Leave out the pictures and restate the rest of the data exactly.

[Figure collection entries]
▬▬▬▬▬▬

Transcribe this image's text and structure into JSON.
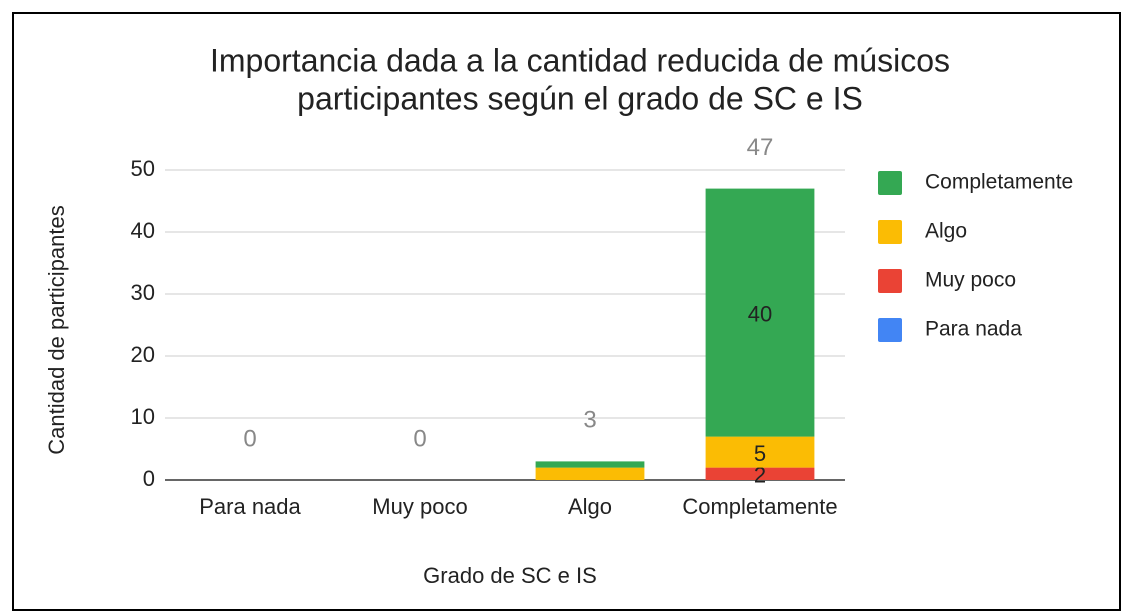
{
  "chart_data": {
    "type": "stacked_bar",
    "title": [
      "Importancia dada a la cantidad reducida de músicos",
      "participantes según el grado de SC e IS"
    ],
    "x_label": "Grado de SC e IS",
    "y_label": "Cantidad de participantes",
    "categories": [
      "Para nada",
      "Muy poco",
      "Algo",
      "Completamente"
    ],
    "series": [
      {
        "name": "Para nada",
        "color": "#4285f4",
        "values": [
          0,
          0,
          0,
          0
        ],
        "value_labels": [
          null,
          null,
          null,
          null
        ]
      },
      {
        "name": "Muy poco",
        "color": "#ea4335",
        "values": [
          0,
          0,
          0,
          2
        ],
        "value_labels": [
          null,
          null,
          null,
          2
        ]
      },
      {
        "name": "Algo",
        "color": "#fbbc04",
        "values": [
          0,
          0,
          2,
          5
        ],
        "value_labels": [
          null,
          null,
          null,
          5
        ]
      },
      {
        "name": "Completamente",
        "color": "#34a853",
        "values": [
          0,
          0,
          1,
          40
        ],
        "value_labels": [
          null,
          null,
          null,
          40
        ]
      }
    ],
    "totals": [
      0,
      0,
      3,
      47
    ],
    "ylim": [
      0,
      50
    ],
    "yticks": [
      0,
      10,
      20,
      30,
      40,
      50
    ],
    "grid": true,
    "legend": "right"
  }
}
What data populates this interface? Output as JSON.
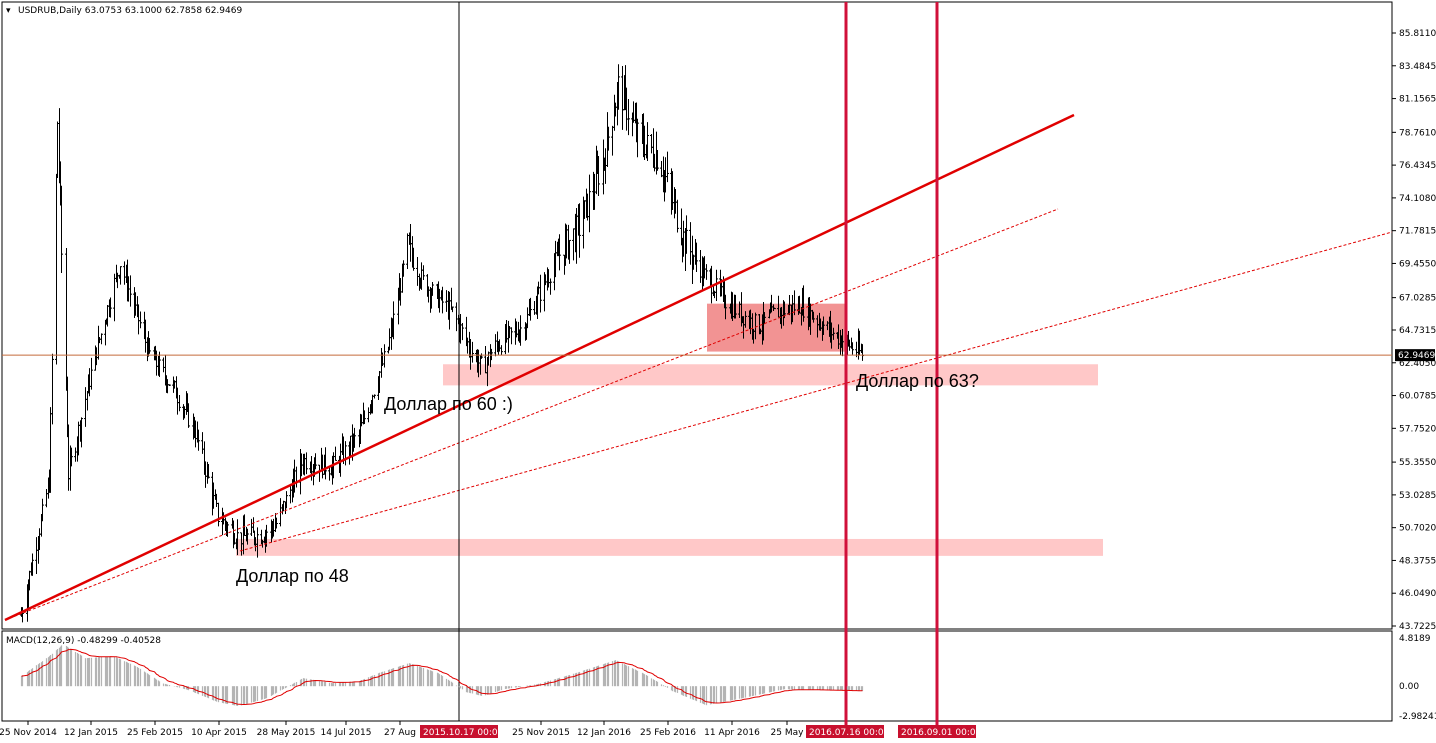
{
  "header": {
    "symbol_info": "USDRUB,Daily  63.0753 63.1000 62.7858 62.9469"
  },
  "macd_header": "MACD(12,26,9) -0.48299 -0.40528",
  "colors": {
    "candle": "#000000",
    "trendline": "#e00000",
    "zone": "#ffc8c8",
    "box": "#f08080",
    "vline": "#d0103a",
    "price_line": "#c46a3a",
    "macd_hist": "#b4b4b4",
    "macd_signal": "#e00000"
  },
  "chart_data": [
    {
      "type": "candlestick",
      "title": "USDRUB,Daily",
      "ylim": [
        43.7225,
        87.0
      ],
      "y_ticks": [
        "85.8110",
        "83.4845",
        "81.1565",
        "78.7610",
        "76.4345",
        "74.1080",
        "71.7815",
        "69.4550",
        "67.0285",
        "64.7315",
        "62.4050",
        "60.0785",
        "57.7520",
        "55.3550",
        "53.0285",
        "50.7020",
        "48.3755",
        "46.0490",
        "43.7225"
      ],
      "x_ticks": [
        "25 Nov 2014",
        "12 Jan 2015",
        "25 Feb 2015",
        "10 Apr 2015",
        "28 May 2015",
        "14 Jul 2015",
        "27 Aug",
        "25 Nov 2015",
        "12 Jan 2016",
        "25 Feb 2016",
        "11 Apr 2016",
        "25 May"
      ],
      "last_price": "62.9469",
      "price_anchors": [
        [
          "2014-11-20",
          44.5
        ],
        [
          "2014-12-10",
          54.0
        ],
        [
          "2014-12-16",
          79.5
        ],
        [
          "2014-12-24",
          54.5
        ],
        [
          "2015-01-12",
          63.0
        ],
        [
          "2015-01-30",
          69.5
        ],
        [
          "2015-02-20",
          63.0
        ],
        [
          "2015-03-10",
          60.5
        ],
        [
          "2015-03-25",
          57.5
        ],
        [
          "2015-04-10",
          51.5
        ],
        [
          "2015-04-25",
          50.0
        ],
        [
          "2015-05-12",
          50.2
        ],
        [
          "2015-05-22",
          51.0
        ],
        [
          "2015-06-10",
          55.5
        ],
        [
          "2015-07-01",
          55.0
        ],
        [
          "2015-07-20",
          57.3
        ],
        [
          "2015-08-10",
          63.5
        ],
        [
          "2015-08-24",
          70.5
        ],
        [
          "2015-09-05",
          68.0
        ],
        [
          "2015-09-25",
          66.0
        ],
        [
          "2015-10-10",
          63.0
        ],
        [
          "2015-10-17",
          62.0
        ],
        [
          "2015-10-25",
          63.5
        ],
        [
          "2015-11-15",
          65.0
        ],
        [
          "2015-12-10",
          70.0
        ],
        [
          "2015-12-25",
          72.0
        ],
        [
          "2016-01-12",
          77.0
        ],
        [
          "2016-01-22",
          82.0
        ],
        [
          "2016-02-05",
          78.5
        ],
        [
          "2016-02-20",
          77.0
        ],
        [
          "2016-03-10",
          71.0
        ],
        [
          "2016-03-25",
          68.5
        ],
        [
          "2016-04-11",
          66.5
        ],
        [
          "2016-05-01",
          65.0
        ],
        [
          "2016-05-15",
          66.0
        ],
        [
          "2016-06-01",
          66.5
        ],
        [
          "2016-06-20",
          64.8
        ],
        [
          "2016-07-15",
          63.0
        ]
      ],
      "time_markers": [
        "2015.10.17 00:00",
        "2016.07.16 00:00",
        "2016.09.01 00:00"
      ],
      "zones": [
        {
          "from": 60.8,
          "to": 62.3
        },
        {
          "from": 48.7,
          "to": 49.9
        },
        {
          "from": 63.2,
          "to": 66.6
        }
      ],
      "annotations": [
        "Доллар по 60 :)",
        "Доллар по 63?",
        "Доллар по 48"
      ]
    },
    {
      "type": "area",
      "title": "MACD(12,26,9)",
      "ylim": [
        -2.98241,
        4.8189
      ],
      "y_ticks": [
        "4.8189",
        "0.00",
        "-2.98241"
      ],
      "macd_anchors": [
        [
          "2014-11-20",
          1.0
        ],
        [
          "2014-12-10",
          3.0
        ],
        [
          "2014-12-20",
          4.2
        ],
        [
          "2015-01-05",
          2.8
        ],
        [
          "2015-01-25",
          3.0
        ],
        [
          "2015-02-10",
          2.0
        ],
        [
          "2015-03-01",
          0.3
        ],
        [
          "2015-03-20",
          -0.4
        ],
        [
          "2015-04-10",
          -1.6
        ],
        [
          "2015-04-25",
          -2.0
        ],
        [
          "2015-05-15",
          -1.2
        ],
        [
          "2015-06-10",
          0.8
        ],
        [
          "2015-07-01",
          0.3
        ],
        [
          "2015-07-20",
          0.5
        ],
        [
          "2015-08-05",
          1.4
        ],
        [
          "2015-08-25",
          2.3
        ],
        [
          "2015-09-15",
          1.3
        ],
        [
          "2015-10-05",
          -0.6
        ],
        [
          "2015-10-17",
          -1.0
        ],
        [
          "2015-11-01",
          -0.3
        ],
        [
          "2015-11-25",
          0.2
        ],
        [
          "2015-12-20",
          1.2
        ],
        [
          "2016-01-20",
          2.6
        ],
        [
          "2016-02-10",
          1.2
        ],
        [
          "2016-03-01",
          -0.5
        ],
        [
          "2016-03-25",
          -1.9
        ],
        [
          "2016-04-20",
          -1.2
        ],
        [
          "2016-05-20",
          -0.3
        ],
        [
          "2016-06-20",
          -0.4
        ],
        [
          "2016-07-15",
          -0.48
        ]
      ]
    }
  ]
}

▬▬▬▬▬▬

> TASK RESPONSE:
Transcribe this image's text and structure into JSON.
{
  "chart_data": {
    "type": "stacked_bar",
    "title": [
      "Importancia dada a la cantidad reducida de músicos",
      "participantes según el grado de SC e IS"
    ],
    "x_label": "Grado de SC e IS",
    "y_label": "Cantidad de participantes",
    "categories": [
      "Para nada",
      "Muy poco",
      "Algo",
      "Completamente"
    ],
    "series": [
      {
        "name": "Para nada",
        "color": "#4285f4",
        "values": [
          0,
          0,
          0,
          0
        ],
        "value_labels": [
          null,
          null,
          null,
          null
        ]
      },
      {
        "name": "Muy poco",
        "color": "#ea4335",
        "values": [
          0,
          0,
          0,
          2
        ],
        "value_labels": [
          null,
          null,
          null,
          2
        ]
      },
      {
        "name": "Algo",
        "color": "#fbbc04",
        "values": [
          0,
          0,
          2,
          5
        ],
        "value_labels": [
          null,
          null,
          null,
          5
        ]
      },
      {
        "name": "Completamente",
        "color": "#34a853",
        "values": [
          0,
          0,
          1,
          40
        ],
        "value_labels": [
          null,
          null,
          null,
          40
        ]
      }
    ],
    "totals": [
      0,
      0,
      3,
      47
    ],
    "ylim": [
      0,
      50
    ],
    "yticks": [
      0,
      10,
      20,
      30,
      40,
      50
    ],
    "grid": true,
    "legend": "right"
  }
}
What data populates this interface? Output as JSON.
{
  "header": {
    "symbol_info": "USDRUB,Daily  63.0753 63.1000 62.7858 62.9469"
  },
  "macd_header": "MACD(12,26,9) -0.48299 -0.40528",
  "colors": {
    "candle": "#000000",
    "trendline": "#e00000",
    "zone": "#ffc8c8",
    "box": "#f08080",
    "vline": "#d0103a",
    "price_line": "#c46a3a",
    "macd_hist": "#b4b4b4",
    "macd_signal": "#e00000"
  },
  "chart_data": [
    {
      "type": "candlestick",
      "title": "USDRUB,Daily",
      "ylim": [
        43.7225,
        87.0
      ],
      "y_ticks": [
        "85.8110",
        "83.4845",
        "81.1565",
        "78.7610",
        "76.4345",
        "74.1080",
        "71.7815",
        "69.4550",
        "67.0285",
        "64.7315",
        "62.4050",
        "60.0785",
        "57.7520",
        "55.3550",
        "53.0285",
        "50.7020",
        "48.3755",
        "46.0490",
        "43.7225"
      ],
      "x_ticks": [
        "25 Nov 2014",
        "12 Jan 2015",
        "25 Feb 2015",
        "10 Apr 2015",
        "28 May 2015",
        "14 Jul 2015",
        "27 Aug",
        "25 Nov 2015",
        "12 Jan 2016",
        "25 Feb 2016",
        "11 Apr 2016",
        "25 May"
      ],
      "last_price": "62.9469",
      "price_anchors": [
        [
          "2014-11-20",
          44.5
        ],
        [
          "2014-12-10",
          54.0
        ],
        [
          "2014-12-16",
          79.5
        ],
        [
          "2014-12-24",
          54.5
        ],
        [
          "2015-01-12",
          63.0
        ],
        [
          "2015-01-30",
          69.5
        ],
        [
          "2015-02-20",
          63.0
        ],
        [
          "2015-03-10",
          60.5
        ],
        [
          "2015-03-25",
          57.5
        ],
        [
          "2015-04-10",
          51.5
        ],
        [
          "2015-04-25",
          50.0
        ],
        [
          "2015-05-12",
          50.2
        ],
        [
          "2015-05-22",
          51.0
        ],
        [
          "2015-06-10",
          55.5
        ],
        [
          "2015-07-01",
          55.0
        ],
        [
          "2015-07-20",
          57.3
        ],
        [
          "2015-08-10",
          63.5
        ],
        [
          "2015-08-24",
          70.5
        ],
        [
          "2015-09-05",
          68.0
        ],
        [
          "2015-09-25",
          66.0
        ],
        [
          "2015-10-10",
          63.0
        ],
        [
          "2015-10-17",
          62.0
        ],
        [
          "2015-10-25",
          63.5
        ],
        [
          "2015-11-15",
          65.0
        ],
        [
          "2015-12-10",
          70.0
        ],
        [
          "2015-12-25",
          72.0
        ],
        [
          "2016-01-12",
          77.0
        ],
        [
          "2016-01-22",
          82.0
        ],
        [
          "2016-02-05",
          78.5
        ],
        [
          "2016-02-20",
          77.0
        ],
        [
          "2016-03-10",
          71.0
        ],
        [
          "2016-03-25",
          68.5
        ],
        [
          "2016-04-11",
          66.5
        ],
        [
          "2016-05-01",
          65.0
        ],
        [
          "2016-05-15",
          66.0
        ],
        [
          "2016-06-01",
          66.5
        ],
        [
          "2016-06-20",
          64.8
        ],
        [
          "2016-07-15",
          63.0
        ]
      ],
      "time_markers": [
        "2015.10.17 00:00",
        "2016.07.16 00:00",
        "2016.09.01 00:00"
      ],
      "zones": [
        {
          "from": 60.8,
          "to": 62.3
        },
        {
          "from": 48.7,
          "to": 49.9
        },
        {
          "from": 63.2,
          "to": 66.6
        }
      ],
      "annotations": [
        "Доллар по 60 :)",
        "Доллар по 63?",
        "Доллар по 48"
      ]
    },
    {
      "type": "area",
      "title": "MACD(12,26,9)",
      "ylim": [
        -2.98241,
        4.8189
      ],
      "y_ticks": [
        "4.8189",
        "0.00",
        "-2.98241"
      ],
      "macd_anchors": [
        [
          "2014-11-20",
          1.0
        ],
        [
          "2014-12-10",
          3.0
        ],
        [
          "2014-12-20",
          4.2
        ],
        [
          "2015-01-05",
          2.8
        ],
        [
          "2015-01-25",
          3.0
        ],
        [
          "2015-02-10",
          2.0
        ],
        [
          "2015-03-01",
          0.3
        ],
        [
          "2015-03-20",
          -0.4
        ],
        [
          "2015-04-10",
          -1.6
        ],
        [
          "2015-04-25",
          -2.0
        ],
        [
          "2015-05-15",
          -1.2
        ],
        [
          "2015-06-10",
          0.8
        ],
        [
          "2015-07-01",
          0.3
        ],
        [
          "2015-07-20",
          0.5
        ],
        [
          "2015-08-05",
          1.4
        ],
        [
          "2015-08-25",
          2.3
        ],
        [
          "2015-09-15",
          1.3
        ],
        [
          "2015-10-05",
          -0.6
        ],
        [
          "2015-10-17",
          -1.0
        ],
        [
          "2015-11-01",
          -0.3
        ],
        [
          "2015-11-25",
          0.2
        ],
        [
          "2015-12-20",
          1.2
        ],
        [
          "2016-01-20",
          2.6
        ],
        [
          "2016-02-10",
          1.2
        ],
        [
          "2016-03-01",
          -0.5
        ],
        [
          "2016-03-25",
          -1.9
        ],
        [
          "2016-04-20",
          -1.2
        ],
        [
          "2016-05-20",
          -0.3
        ],
        [
          "2016-06-20",
          -0.4
        ],
        [
          "2016-07-15",
          -0.48
        ]
      ]
    }
  ]
}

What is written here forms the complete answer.